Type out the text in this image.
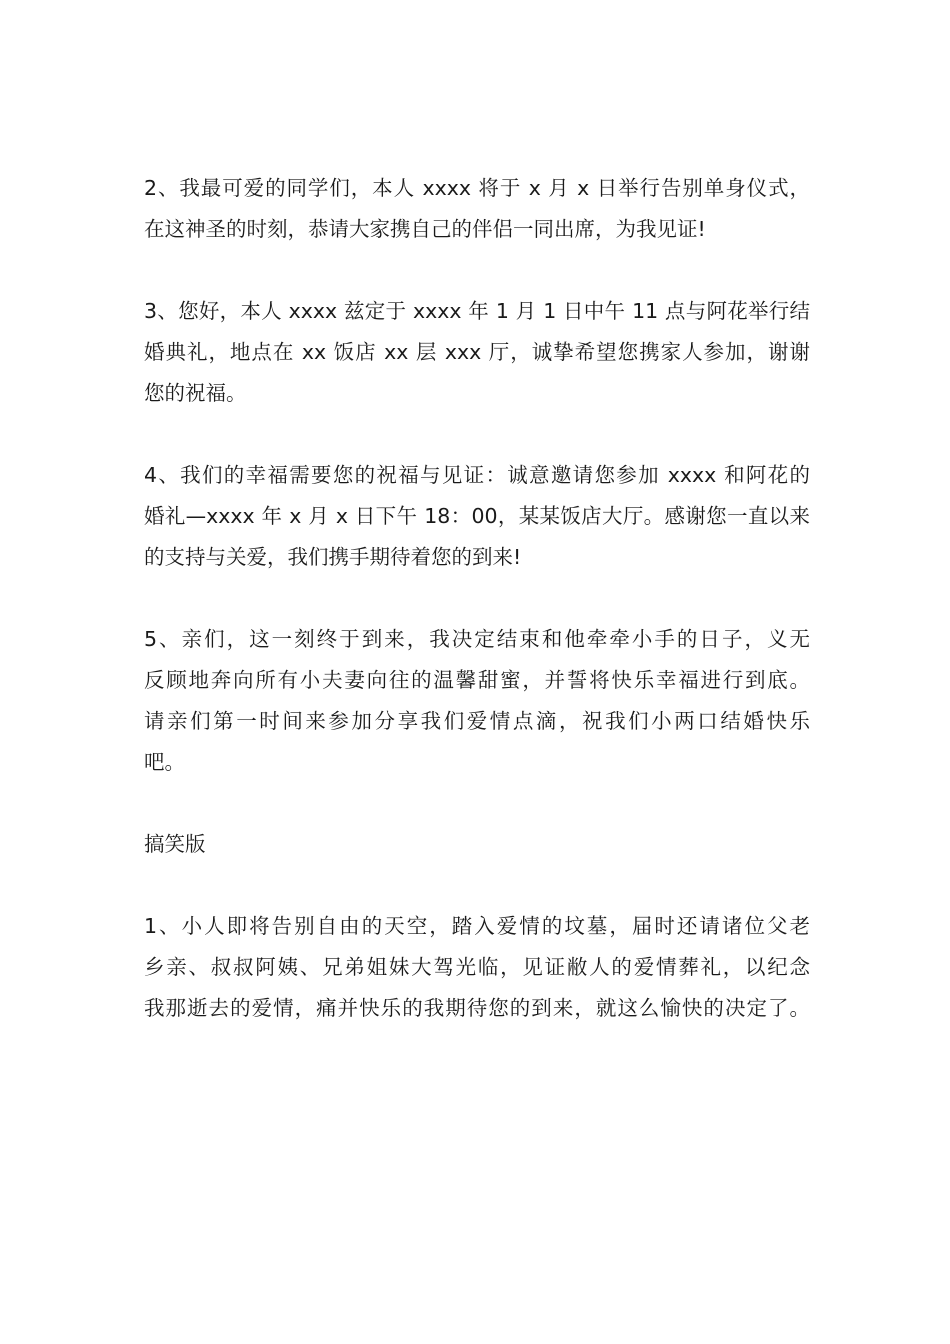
2、我最可爱的同学们，本人 xxxx 将于 x 月 x 日举行告别单身仪式，
在这神圣的时刻，恭请大家携自己的伴侣一同出席，为我见证!
3、您好，本人 xxxx 兹定于 xxxx 年 1 月 1 日中午 11 点与阿花举行结
婚典礼，地点在 xx 饭店 xx 层 xxx 厅，诚挚希望您携家人参加，谢谢
您的祝福。
4、我们的幸福需要您的祝福与见证：诚意邀请您参加 xxxx 和阿花的
婚礼—xxxx 年 x 月 x 日下午 18：00，某某饭店大厅。感谢您一直以来
的支持与关爱，我们携手期待着您的到来!
5、亲们，这一刻终于到来，我决定结束和他牵牵小手的日子，义无
反顾地奔向所有小夫妻向往的温馨甜蜜，并誓将快乐幸福进行到底。
请亲们第一时间来参加分享我们爱情点滴，祝我们小两口结婚快乐
吧。
搞笑版
1、小人即将告别自由的天空，踏入爱情的坟墓，届时还请诸位父老
乡亲、叔叔阿姨、兄弟姐妹大驾光临，见证敝人的爱情葬礼，以纪念
我那逝去的爱情，痛并快乐的我期待您的到来，就这么愉快的决定了。
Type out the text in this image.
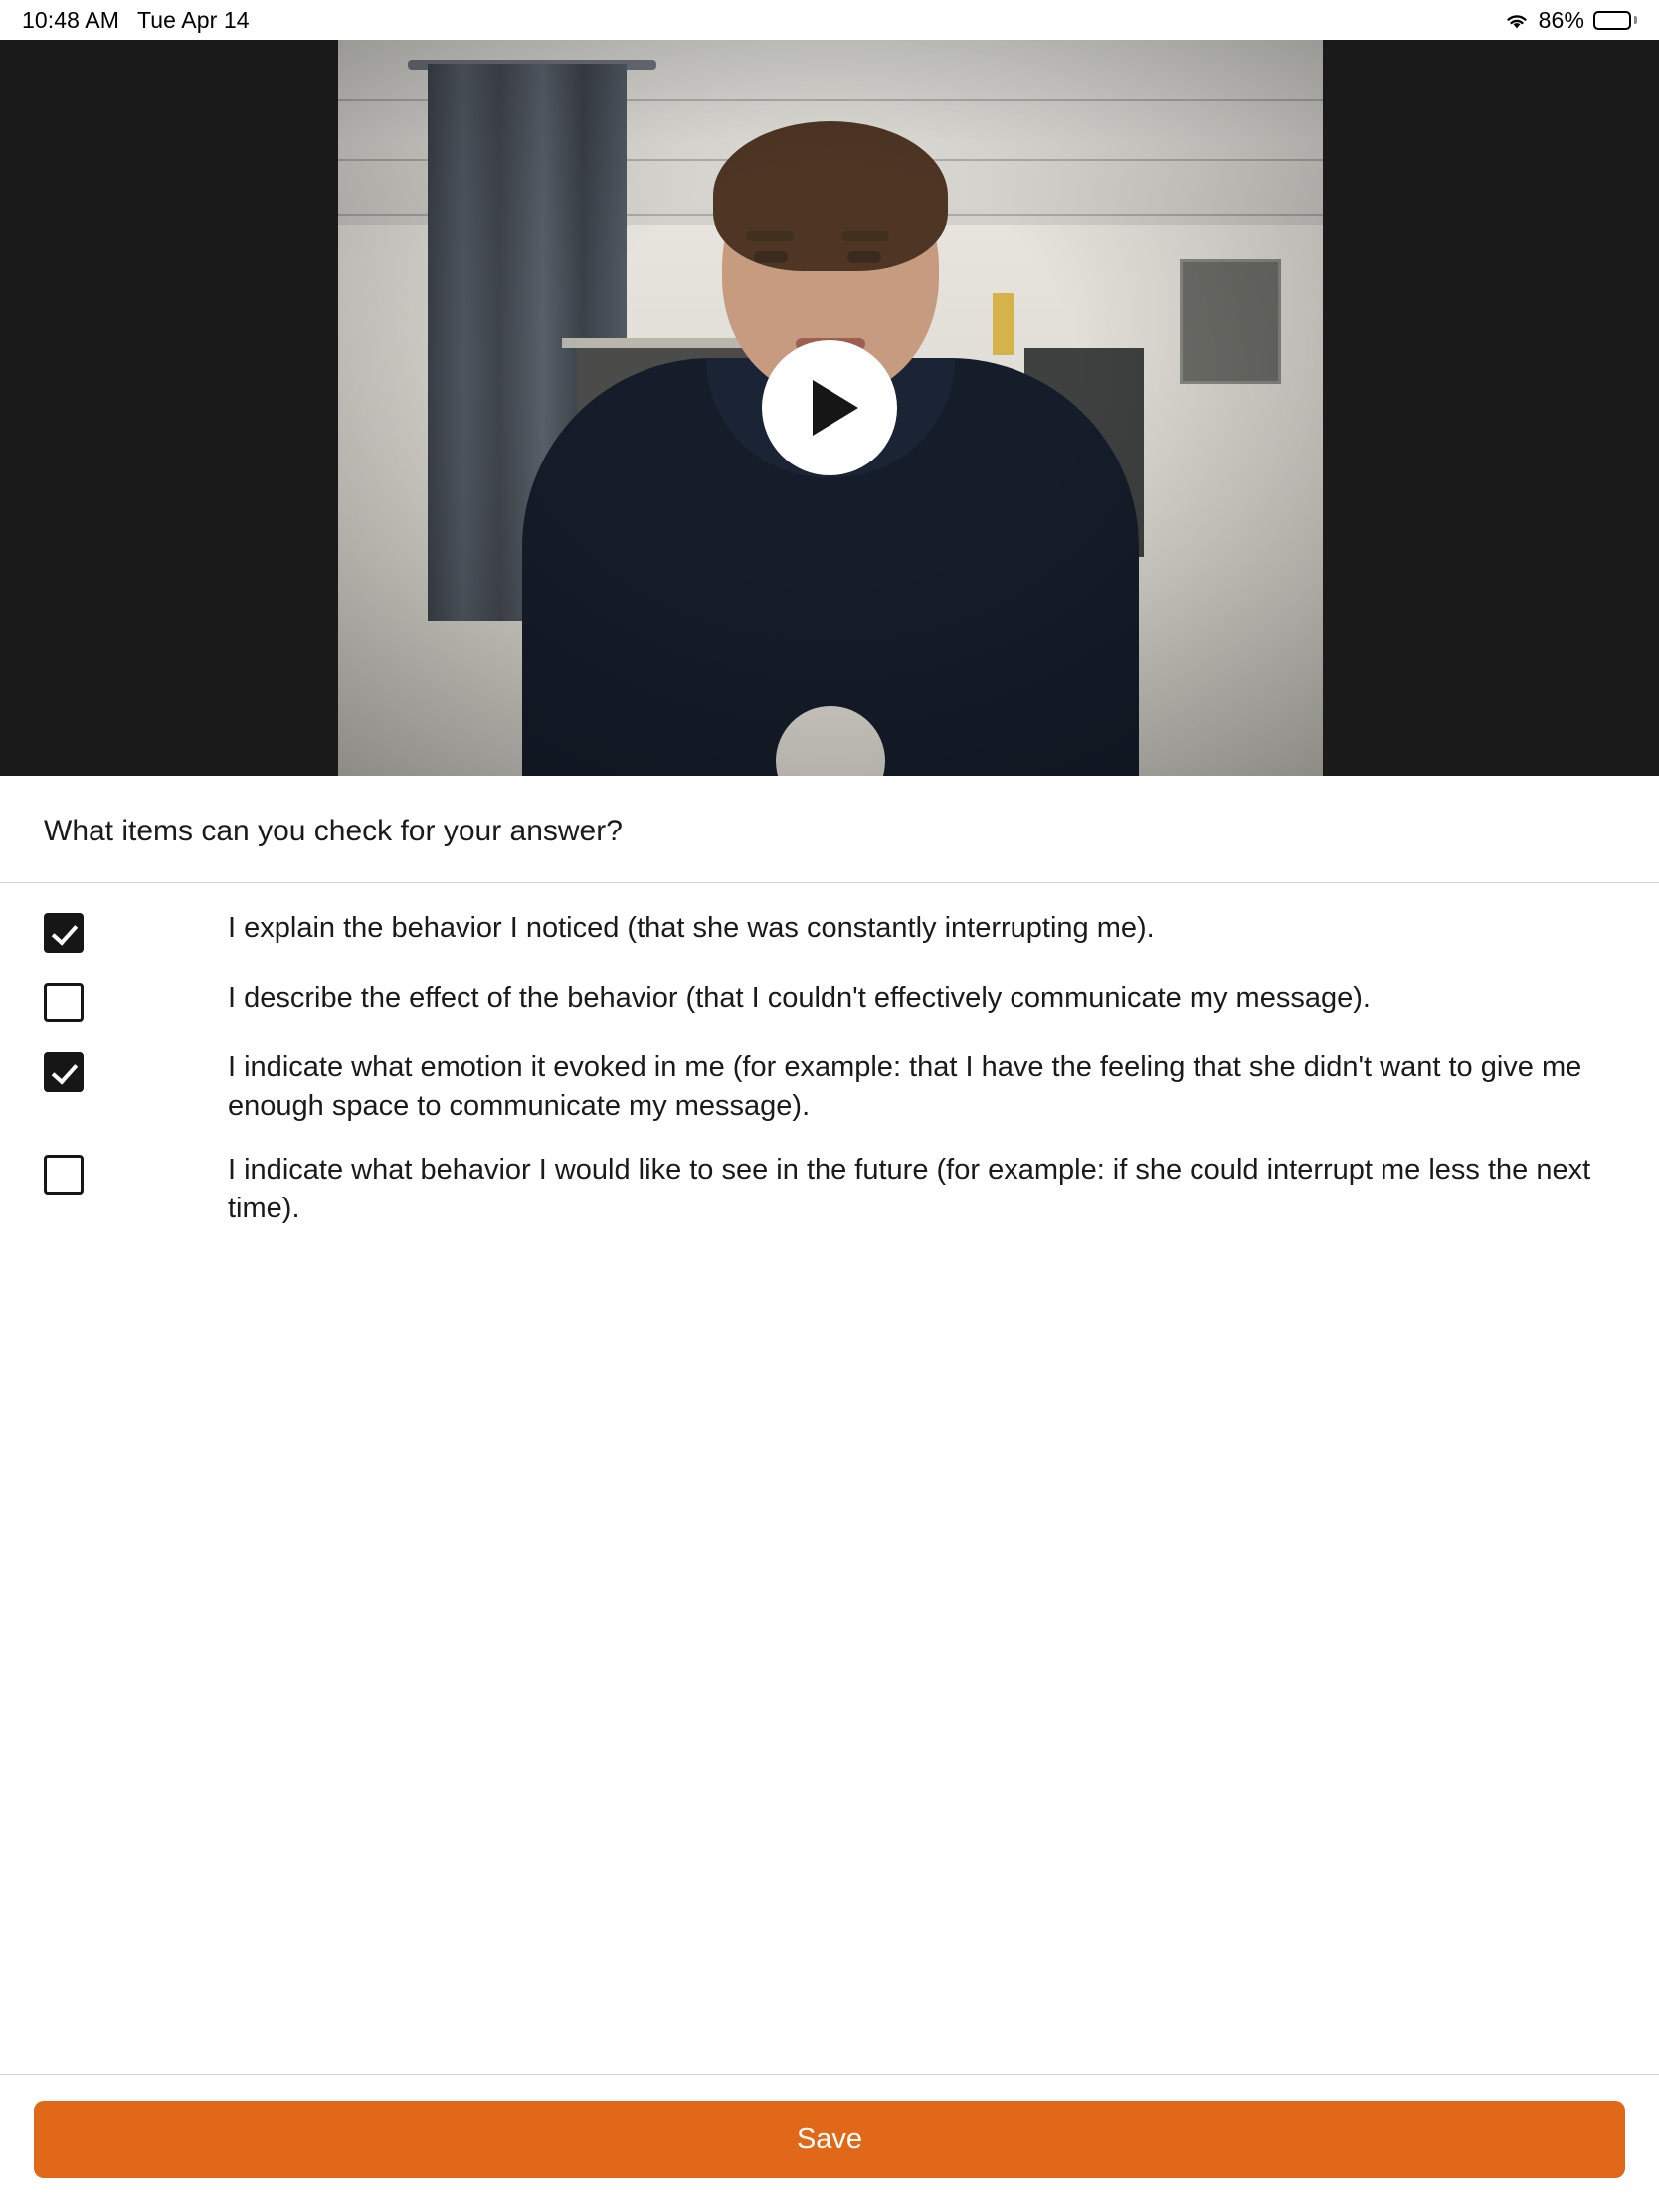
10:48 AM Tue Apr 14	86%
What items can you check for your answer?
I explain the behavior I noticed (that she was constantly interrupting me).
I describe the effect of the behavior (that I couldn't effectively communicate my message).
I indicate what emotion it evoked in me (for example: that I have the feeling that she didn't want to give me enough space to communicate my message).
I indicate what behavior I would like to see in the future (for example: if she could interrupt me less the next time).
Save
********************
TASK REQUIREMENTS:
Make an exact copy of the data above, pictures excluded.

COMPLETE RESPONSE:
Type out the text in this image.
2、我最可爱的同学们，本人 xxxx 将于 x 月 x 日举行告别单身仪式，
在这神圣的时刻，恭请大家携自己的伴侣一同出席，为我见证!
3、您好，本人 xxxx 兹定于 xxxx 年 1 月 1 日中午 11 点与阿花举行结
婚典礼，地点在 xx 饭店 xx 层 xxx 厅，诚挚希望您携家人参加，谢谢
您的祝福。
4、我们的幸福需要您的祝福与见证：诚意邀请您参加 xxxx 和阿花的
婚礼—xxxx 年 x 月 x 日下午 18：00，某某饭店大厅。感谢您一直以来
的支持与关爱，我们携手期待着您的到来!
5、亲们，这一刻终于到来，我决定结束和他牵牵小手的日子，义无
反顾地奔向所有小夫妻向往的温馨甜蜜，并誓将快乐幸福进行到底。
请亲们第一时间来参加分享我们爱情点滴，祝我们小两口结婚快乐
吧。
搞笑版
1、小人即将告别自由的天空，踏入爱情的坟墓，届时还请诸位父老
乡亲、叔叔阿姨、兄弟姐妹大驾光临，见证敝人的爱情葬礼，以纪念
我那逝去的爱情，痛并快乐的我期待您的到来，就这么愉快的决定了。
Type out the text in this image.
10:48 AM Tue Apr 14	86%
What items can you check for your answer?
I explain the behavior I noticed (that she was constantly interrupting me).
I describe the effect of the behavior (that I couldn't effectively communicate my message).
I indicate what emotion it evoked in me (for example: that I have the feeling that she didn't want to give me enough space to communicate my message).
I indicate what behavior I would like to see in the future (for example: if she could interrupt me less the next time).
Save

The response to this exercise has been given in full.